Saved data entries:
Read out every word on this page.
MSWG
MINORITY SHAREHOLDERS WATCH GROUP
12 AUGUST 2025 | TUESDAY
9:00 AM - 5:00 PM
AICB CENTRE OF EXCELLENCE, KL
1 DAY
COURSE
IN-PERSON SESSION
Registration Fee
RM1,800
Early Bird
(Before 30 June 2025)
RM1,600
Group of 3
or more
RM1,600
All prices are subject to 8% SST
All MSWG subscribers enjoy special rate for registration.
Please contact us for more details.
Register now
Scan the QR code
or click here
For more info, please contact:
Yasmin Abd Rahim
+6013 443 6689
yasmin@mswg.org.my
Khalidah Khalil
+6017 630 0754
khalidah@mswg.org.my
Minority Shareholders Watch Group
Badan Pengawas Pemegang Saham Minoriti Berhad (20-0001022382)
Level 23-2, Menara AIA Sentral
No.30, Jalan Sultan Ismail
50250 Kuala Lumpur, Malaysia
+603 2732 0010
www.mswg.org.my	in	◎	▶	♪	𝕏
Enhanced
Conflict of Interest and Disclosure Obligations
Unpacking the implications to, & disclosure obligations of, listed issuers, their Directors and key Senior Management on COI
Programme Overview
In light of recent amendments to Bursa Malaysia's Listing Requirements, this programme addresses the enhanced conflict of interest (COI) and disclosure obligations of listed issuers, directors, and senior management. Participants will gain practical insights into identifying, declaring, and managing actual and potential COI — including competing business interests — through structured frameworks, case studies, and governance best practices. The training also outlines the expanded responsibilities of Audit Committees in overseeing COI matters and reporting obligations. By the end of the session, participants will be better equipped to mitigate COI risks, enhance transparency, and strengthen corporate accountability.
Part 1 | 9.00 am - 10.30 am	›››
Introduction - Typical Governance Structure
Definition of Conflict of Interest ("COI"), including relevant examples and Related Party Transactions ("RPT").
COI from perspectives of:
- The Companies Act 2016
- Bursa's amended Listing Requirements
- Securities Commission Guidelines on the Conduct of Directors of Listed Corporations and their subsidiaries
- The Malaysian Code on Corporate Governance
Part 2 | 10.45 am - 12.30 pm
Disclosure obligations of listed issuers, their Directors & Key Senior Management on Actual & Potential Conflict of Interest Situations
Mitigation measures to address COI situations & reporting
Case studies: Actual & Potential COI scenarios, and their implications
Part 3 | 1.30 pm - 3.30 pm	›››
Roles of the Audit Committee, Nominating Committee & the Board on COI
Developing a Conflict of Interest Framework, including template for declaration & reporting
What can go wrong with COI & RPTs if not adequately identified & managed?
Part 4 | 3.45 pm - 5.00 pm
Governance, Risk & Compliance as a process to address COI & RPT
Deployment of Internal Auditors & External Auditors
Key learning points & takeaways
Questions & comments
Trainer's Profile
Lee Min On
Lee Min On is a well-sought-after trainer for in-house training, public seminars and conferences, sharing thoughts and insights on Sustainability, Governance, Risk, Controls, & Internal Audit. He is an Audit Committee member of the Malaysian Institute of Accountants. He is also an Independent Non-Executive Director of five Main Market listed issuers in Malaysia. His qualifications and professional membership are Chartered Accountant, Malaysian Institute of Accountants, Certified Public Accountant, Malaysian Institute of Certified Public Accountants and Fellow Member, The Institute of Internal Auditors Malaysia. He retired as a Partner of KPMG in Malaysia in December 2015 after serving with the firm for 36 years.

Task instructions ▸ Each line in the material above must be retyped without alteration.

Final answer ▸
Read out every word on this page.
MSWG
MINORITY SHAREHOLDERS WATCH GROUP
12 AUGUST 2025 | TUESDAY
9:00 AM - 5:00 PM
AICB CENTRE OF EXCELLENCE, KL
1 DAY
COURSE
IN-PERSON SESSION
Registration Fee
RM1,800
Early Bird
(Before 30 June 2025)
RM1,600
Group of 3
or more
RM1,600
All prices are subject to 8% SST
All MSWG subscribers enjoy special rate for registration.
Please contact us for more details.
Register now
Scan the QR code
or click here
For more info, please contact:
Yasmin Abd Rahim
+6013 443 6689
yasmin@mswg.org.my
Khalidah Khalil
+6017 630 0754
khalidah@mswg.org.my
Minority Shareholders Watch Group
Badan Pengawas Pemegang Saham Minoriti Berhad (20-0001022382)
Level 23-2, Menara AIA Sentral
No.30, Jalan Sultan Ismail
50250 Kuala Lumpur, Malaysia
+603 2732 0010
www.mswg.org.my	in	◎	▶	♪	𝕏
Enhanced
Conflict of Interest and Disclosure Obligations
Unpacking the implications to, & disclosure obligations of, listed issuers, their Directors and key Senior Management on COI
Programme Overview
In light of recent amendments to Bursa Malaysia's Listing Requirements, this programme addresses the enhanced conflict of interest (COI) and disclosure obligations of listed issuers, directors, and senior management. Participants will gain practical insights into identifying, declaring, and managing actual and potential COI — including competing business interests — through structured frameworks, case studies, and governance best practices. The training also outlines the expanded responsibilities of Audit Committees in overseeing COI matters and reporting obligations. By the end of the session, participants will be better equipped to mitigate COI risks, enhance transparency, and strengthen corporate accountability.
Part 1 | 9.00 am - 10.30 am	›››
Introduction - Typical Governance Structure
Definition of Conflict of Interest ("COI"), including relevant examples and Related Party Transactions ("RPT").
COI from perspectives of:
- The Companies Act 2016
- Bursa's amended Listing Requirements
- Securities Commission Guidelines on the Conduct of Directors of Listed Corporations and their subsidiaries
- The Malaysian Code on Corporate Governance
Part 2 | 10.45 am - 12.30 pm
Disclosure obligations of listed issuers, their Directors & Key Senior Management on Actual & Potential Conflict of Interest Situations
Mitigation measures to address COI situations & reporting
Case studies: Actual & Potential COI scenarios, and their implications
Part 3 | 1.30 pm - 3.30 pm	›››
Roles of the Audit Committee, Nominating Committee & the Board on COI
Developing a Conflict of Interest Framework, including template for declaration & reporting
What can go wrong with COI & RPTs if not adequately identified & managed?
Part 4 | 3.45 pm - 5.00 pm
Governance, Risk & Compliance as a process to address COI & RPT
Deployment of Internal Auditors & External Auditors
Key learning points & takeaways
Questions & comments
Trainer's Profile
Lee Min On
Lee Min On is a well-sought-after trainer for in-house training, public seminars and conferences, sharing thoughts and insights on Sustainability, Governance, Risk, Controls, & Internal Audit. He is an Audit Committee member of the Malaysian Institute of Accountants. He is also an Independent Non-Executive Director of five Main Market listed issuers in Malaysia. His qualifications and professional membership are Chartered Accountant, Malaysian Institute of Accountants, Certified Public Accountant, Malaysian Institute of Certified Public Accountants and Fellow Member, The Institute of Internal Auditors Malaysia. He retired as a Partner of KPMG in Malaysia in December 2015 after serving with the firm for 36 years.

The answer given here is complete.